• _THE TASK_
Transcribe the material in full. Nothing should differ except that the pictures are left out.

Start of DATA FOR PROCESSING

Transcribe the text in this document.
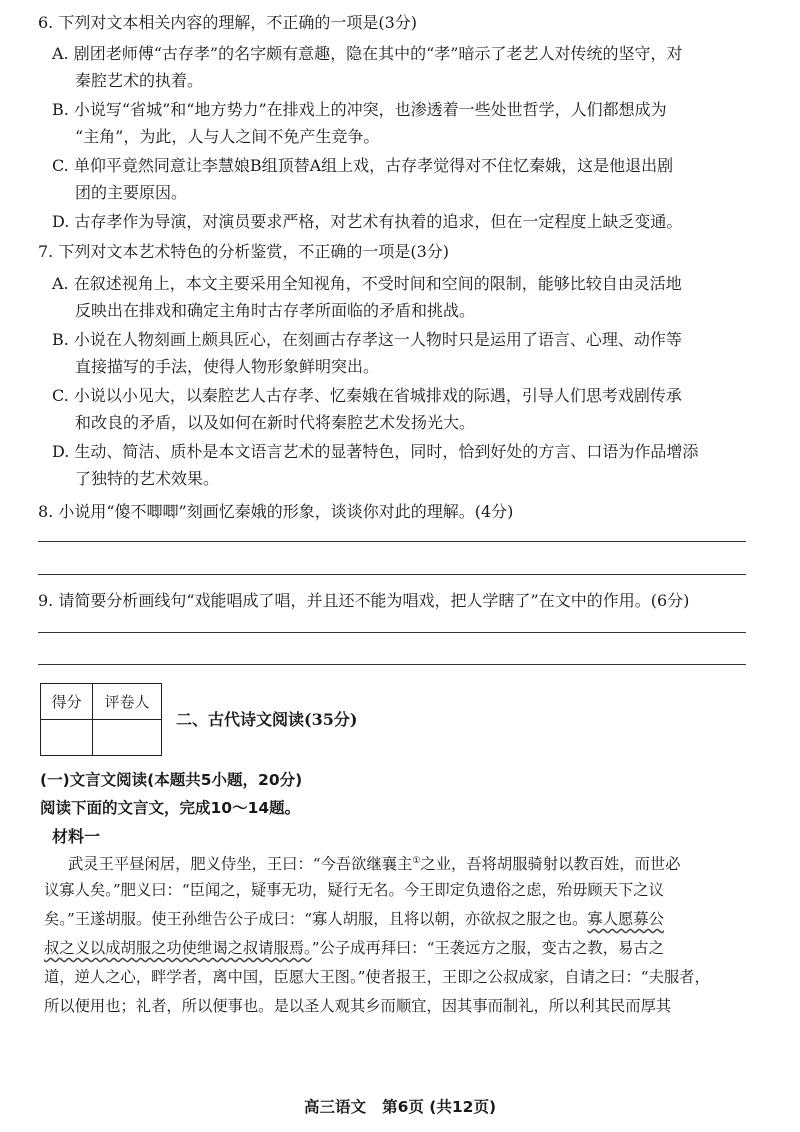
6. 下列对文本相关内容的理解，不正确的一项是(3分)
A. 剧团老师傅“古存孝”的名字颇有意趣，隐在其中的“孝”暗示了老艺人对传统的坚守，对
秦腔艺术的执着。
B. 小说写“省城”和“地方势力”在排戏上的冲突，也渗透着一些处世哲学，人们都想成为
“主角”，为此，人与人之间不免产生竞争。
C. 单仰平竟然同意让李慧娘B组顶替A组上戏，古存孝觉得对不住忆秦娥，这是他退出剧
团的主要原因。
D. 古存孝作为导演，对演员要求严格，对艺术有执着的追求，但在一定程度上缺乏变通。
7. 下列对文本艺术特色的分析鉴赏，不正确的一项是(3分)
A. 在叙述视角上，本文主要采用全知视角，不受时间和空间的限制，能够比较自由灵活地
反映出在排戏和确定主角时古存孝所面临的矛盾和挑战。
B. 小说在人物刻画上颇具匠心，在刻画古存孝这一人物时只是运用了语言、心理、动作等
直接描写的手法，使得人物形象鲜明突出。
C. 小说以小见大，以秦腔艺人古存孝、忆秦娥在省城排戏的际遇，引导人们思考戏剧传承
和改良的矛盾，以及如何在新时代将秦腔艺术发扬光大。
D. 生动、简洁、质朴是本文语言艺术的显著特色，同时，恰到好处的方言、口语为作品增添
了独特的艺术效果。
8. 小说用“傻不唧唧”刻画忆秦娥的形象，谈谈你对此的理解。(4分)
9. 请简要分析画线句“戏能唱成了唱，并且还不能为唱戏，把人学瞎了”在文中的作用。(6分)
得分	评卷人

二、古代诗文阅读(35分)
(一)文言文阅读(本题共5小题，20分)
阅读下面的文言文，完成10～14题。
材料一
武灵王平昼闲居，肥义侍坐，王曰：“今吾欲继襄主①之业，吾将胡服骑射以教百姓，而世必
议寡人矣。”肥义曰：“臣闻之，疑事无功，疑行无名。今王即定负遗俗之虑，殆毋顾天下之议
矣。”王遂胡服。使王孙绁告公子成曰：“寡人胡服，且将以朝，亦欲叔之服之也。寡人愿募公
叔之义以成胡服之功使绁谒之叔请服焉。”公子成再拜曰：“王袭远方之服，变古之教，易古之
道，逆人之心，畔学者，离中国，臣愿大王图。”使者报王，王即之公叔成家，自请之曰：“夫服者，
所以便用也；礼者，所以便事也。是以圣人观其乡而顺宜，因其事而制礼，所以利其民而厚其
高三语文   第6页 (共12页)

End of DATA FOR PROCESSING

• _EXERCISE OUTPUT_
Transcribe the text in this document.
6. 下列对文本相关内容的理解，不正确的一项是(3分)
A. 剧团老师傅“古存孝”的名字颇有意趣，隐在其中的“孝”暗示了老艺人对传统的坚守，对
秦腔艺术的执着。
B. 小说写“省城”和“地方势力”在排戏上的冲突，也渗透着一些处世哲学，人们都想成为
“主角”，为此，人与人之间不免产生竞争。
C. 单仰平竟然同意让李慧娘B组顶替A组上戏，古存孝觉得对不住忆秦娥，这是他退出剧
团的主要原因。
D. 古存孝作为导演，对演员要求严格，对艺术有执着的追求，但在一定程度上缺乏变通。
7. 下列对文本艺术特色的分析鉴赏，不正确的一项是(3分)
A. 在叙述视角上，本文主要采用全知视角，不受时间和空间的限制，能够比较自由灵活地
反映出在排戏和确定主角时古存孝所面临的矛盾和挑战。
B. 小说在人物刻画上颇具匠心，在刻画古存孝这一人物时只是运用了语言、心理、动作等
直接描写的手法，使得人物形象鲜明突出。
C. 小说以小见大，以秦腔艺人古存孝、忆秦娥在省城排戏的际遇，引导人们思考戏剧传承
和改良的矛盾，以及如何在新时代将秦腔艺术发扬光大。
D. 生动、简洁、质朴是本文语言艺术的显著特色，同时，恰到好处的方言、口语为作品增添
了独特的艺术效果。
8. 小说用“傻不唧唧”刻画忆秦娥的形象，谈谈你对此的理解。(4分)
9. 请简要分析画线句“戏能唱成了唱，并且还不能为唱戏，把人学瞎了”在文中的作用。(6分)
得分	评卷人

二、古代诗文阅读(35分)
(一)文言文阅读(本题共5小题，20分)
阅读下面的文言文，完成10～14题。
材料一
武灵王平昼闲居，肥义侍坐，王曰：“今吾欲继襄主①之业，吾将胡服骑射以教百姓，而世必
议寡人矣。”肥义曰：“臣闻之，疑事无功，疑行无名。今王即定负遗俗之虑，殆毋顾天下之议
矣。”王遂胡服。使王孙绁告公子成曰：“寡人胡服，且将以朝，亦欲叔之服之也。寡人愿募公
叔之义以成胡服之功使绁谒之叔请服焉。”公子成再拜曰：“王袭远方之服，变古之教，易古之
道，逆人之心，畔学者，离中国，臣愿大王图。”使者报王，王即之公叔成家，自请之曰：“夫服者，
所以便用也；礼者，所以便事也。是以圣人观其乡而顺宜，因其事而制礼，所以利其民而厚其
高三语文   第6页 (共12页)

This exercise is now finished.